> [Objective]
Transcribe the lines below verbatim, skipping the images.

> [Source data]
[Start]
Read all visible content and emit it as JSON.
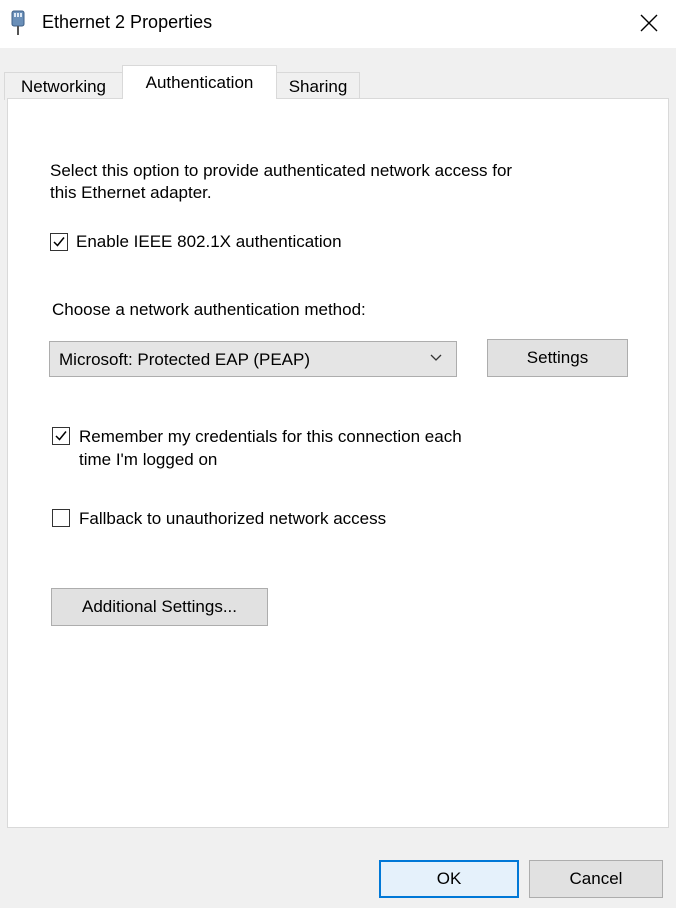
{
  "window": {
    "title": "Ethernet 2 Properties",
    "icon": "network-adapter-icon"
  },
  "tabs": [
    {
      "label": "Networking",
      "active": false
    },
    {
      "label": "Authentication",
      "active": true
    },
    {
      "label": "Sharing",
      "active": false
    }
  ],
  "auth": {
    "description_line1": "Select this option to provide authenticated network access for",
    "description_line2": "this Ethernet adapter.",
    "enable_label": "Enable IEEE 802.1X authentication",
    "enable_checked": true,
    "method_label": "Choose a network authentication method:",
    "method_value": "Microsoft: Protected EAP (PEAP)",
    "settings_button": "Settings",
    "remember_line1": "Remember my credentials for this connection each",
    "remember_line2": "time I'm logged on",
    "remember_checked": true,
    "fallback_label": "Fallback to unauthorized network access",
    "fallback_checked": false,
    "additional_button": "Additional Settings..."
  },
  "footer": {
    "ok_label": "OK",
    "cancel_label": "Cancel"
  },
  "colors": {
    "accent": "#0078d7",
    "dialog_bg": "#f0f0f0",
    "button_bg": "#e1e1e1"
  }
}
[End]
> [Solution below]
Read all visible content and emit it as JSON.
{
  "window": {
    "title": "Ethernet 2 Properties",
    "icon": "network-adapter-icon"
  },
  "tabs": [
    {
      "label": "Networking",
      "active": false
    },
    {
      "label": "Authentication",
      "active": true
    },
    {
      "label": "Sharing",
      "active": false
    }
  ],
  "auth": {
    "description_line1": "Select this option to provide authenticated network access for",
    "description_line2": "this Ethernet adapter.",
    "enable_label": "Enable IEEE 802.1X authentication",
    "enable_checked": true,
    "method_label": "Choose a network authentication method:",
    "method_value": "Microsoft: Protected EAP (PEAP)",
    "settings_button": "Settings",
    "remember_line1": "Remember my credentials for this connection each",
    "remember_line2": "time I'm logged on",
    "remember_checked": true,
    "fallback_label": "Fallback to unauthorized network access",
    "fallback_checked": false,
    "additional_button": "Additional Settings..."
  },
  "footer": {
    "ok_label": "OK",
    "cancel_label": "Cancel"
  },
  "colors": {
    "accent": "#0078d7",
    "dialog_bg": "#f0f0f0",
    "button_bg": "#e1e1e1"
  }
}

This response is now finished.